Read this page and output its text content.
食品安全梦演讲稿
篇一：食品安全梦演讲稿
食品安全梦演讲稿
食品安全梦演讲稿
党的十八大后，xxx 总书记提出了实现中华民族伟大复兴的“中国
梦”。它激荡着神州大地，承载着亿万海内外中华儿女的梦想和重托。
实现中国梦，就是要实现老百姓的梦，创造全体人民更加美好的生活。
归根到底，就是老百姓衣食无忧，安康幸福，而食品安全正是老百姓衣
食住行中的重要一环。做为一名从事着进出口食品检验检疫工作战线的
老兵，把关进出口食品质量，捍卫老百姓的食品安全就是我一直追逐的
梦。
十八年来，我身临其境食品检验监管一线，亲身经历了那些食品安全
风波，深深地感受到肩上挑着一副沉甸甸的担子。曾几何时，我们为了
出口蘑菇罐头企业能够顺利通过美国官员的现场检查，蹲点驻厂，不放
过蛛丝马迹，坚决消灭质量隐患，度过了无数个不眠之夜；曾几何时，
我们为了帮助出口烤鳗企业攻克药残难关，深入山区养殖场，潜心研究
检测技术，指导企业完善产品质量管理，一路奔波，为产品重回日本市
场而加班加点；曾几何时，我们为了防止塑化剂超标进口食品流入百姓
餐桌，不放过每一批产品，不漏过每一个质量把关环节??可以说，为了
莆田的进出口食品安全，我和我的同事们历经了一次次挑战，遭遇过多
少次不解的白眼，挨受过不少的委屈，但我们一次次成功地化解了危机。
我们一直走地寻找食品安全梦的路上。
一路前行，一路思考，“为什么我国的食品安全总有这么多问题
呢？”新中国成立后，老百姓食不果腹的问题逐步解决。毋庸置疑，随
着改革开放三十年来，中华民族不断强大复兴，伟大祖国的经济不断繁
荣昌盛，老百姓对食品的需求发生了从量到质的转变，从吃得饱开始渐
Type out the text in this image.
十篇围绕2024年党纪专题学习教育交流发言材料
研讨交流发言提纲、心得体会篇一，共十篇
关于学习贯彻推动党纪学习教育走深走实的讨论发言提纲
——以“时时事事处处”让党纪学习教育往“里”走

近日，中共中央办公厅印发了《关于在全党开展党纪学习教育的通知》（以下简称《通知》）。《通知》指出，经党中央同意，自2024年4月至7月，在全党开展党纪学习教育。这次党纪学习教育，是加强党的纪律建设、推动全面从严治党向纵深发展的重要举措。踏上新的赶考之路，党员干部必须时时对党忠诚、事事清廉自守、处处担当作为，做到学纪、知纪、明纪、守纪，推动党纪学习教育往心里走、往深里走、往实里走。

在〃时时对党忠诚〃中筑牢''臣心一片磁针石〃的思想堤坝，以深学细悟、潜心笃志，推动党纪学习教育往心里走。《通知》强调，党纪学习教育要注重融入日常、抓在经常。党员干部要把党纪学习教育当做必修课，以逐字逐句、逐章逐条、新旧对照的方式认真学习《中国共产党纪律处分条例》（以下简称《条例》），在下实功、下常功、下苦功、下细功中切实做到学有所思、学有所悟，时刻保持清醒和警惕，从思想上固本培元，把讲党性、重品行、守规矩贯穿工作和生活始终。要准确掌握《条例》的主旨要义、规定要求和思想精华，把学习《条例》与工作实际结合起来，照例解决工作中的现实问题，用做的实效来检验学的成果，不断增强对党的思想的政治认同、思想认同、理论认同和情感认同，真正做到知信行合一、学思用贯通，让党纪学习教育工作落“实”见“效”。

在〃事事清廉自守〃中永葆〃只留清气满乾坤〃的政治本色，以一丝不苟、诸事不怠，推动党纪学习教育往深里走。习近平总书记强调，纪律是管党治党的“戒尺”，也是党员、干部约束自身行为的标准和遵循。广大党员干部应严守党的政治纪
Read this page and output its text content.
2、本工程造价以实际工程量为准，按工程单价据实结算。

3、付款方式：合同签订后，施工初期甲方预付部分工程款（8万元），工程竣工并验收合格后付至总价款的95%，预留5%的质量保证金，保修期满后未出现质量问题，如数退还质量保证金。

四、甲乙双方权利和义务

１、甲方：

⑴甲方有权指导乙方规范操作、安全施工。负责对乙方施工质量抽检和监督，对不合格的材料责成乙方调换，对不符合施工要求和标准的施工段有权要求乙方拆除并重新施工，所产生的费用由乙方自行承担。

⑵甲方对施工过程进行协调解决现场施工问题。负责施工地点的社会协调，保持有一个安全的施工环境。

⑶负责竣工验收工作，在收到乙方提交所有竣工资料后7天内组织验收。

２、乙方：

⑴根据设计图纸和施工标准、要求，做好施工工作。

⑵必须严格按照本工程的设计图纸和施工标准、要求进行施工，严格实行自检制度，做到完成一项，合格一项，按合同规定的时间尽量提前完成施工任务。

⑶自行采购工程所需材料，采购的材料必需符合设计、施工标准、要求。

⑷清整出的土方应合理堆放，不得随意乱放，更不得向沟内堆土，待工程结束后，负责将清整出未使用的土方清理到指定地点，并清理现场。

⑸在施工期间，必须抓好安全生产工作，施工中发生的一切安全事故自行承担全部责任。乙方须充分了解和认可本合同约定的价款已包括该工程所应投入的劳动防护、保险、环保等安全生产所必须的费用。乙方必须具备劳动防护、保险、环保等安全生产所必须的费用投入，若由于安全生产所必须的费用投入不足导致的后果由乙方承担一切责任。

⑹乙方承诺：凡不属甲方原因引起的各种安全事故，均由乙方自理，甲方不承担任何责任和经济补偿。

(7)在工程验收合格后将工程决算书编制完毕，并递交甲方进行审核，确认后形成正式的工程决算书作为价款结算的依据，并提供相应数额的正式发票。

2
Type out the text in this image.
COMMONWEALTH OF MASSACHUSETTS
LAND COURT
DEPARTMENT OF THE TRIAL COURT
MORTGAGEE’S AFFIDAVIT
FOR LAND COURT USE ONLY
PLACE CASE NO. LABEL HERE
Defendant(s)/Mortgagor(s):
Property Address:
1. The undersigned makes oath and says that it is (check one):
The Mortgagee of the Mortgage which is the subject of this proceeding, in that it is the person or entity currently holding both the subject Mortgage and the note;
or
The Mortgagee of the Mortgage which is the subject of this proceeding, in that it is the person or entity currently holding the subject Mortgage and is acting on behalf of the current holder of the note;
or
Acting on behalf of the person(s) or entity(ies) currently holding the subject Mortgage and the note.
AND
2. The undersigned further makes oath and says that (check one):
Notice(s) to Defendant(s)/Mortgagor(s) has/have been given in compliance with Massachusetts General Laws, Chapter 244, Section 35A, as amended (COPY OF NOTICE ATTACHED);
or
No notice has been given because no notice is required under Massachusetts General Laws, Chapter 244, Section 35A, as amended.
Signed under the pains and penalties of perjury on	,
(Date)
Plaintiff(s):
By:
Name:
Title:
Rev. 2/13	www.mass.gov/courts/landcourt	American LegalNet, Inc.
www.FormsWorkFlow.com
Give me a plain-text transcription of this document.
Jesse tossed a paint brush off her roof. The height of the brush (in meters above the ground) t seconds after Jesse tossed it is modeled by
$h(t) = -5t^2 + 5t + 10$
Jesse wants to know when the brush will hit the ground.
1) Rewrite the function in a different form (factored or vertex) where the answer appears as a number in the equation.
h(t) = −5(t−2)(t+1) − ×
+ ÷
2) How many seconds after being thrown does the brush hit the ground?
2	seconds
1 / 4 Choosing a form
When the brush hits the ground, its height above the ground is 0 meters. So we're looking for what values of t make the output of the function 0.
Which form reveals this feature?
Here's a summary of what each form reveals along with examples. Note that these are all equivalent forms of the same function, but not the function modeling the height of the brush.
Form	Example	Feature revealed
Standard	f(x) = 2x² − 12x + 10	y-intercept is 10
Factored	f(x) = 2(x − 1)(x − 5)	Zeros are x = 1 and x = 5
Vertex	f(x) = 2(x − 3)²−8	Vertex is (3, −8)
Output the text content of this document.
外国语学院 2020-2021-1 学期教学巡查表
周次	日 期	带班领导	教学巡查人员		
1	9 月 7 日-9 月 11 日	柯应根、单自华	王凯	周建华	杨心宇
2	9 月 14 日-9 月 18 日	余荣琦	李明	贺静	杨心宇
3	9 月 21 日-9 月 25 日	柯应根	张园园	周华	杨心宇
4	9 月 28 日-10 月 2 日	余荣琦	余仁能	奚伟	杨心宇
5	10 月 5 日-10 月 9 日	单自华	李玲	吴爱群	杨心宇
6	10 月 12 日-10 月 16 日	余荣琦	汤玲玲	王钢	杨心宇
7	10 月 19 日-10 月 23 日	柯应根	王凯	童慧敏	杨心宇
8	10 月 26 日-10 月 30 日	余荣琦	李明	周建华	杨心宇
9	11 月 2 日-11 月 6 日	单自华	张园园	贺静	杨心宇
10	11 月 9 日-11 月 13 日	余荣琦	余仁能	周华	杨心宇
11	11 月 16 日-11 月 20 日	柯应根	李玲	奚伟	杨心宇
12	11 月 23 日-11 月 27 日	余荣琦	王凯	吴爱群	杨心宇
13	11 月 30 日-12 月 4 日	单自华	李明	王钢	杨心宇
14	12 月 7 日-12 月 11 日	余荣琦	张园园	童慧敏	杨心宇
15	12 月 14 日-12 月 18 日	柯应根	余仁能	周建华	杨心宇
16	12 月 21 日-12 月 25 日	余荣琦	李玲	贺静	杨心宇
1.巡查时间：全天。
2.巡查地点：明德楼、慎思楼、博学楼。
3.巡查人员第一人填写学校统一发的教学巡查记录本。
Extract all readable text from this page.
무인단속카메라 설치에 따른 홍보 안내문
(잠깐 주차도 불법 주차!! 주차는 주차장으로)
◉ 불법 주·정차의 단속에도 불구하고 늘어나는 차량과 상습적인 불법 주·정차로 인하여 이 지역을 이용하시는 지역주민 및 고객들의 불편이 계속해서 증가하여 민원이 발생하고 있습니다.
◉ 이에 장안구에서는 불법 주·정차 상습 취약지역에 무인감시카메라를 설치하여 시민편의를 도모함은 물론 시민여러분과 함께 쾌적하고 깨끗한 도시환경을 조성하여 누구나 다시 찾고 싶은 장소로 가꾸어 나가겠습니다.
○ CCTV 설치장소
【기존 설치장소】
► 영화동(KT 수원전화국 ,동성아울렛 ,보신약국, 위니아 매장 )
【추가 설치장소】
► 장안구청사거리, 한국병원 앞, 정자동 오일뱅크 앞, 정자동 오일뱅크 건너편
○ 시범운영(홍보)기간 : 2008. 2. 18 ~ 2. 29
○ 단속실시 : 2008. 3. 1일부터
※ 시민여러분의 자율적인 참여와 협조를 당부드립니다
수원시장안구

> [Exercise task]: Say the number of lines in the records above that include the string "given", and no more.

> [Worked answer]: 2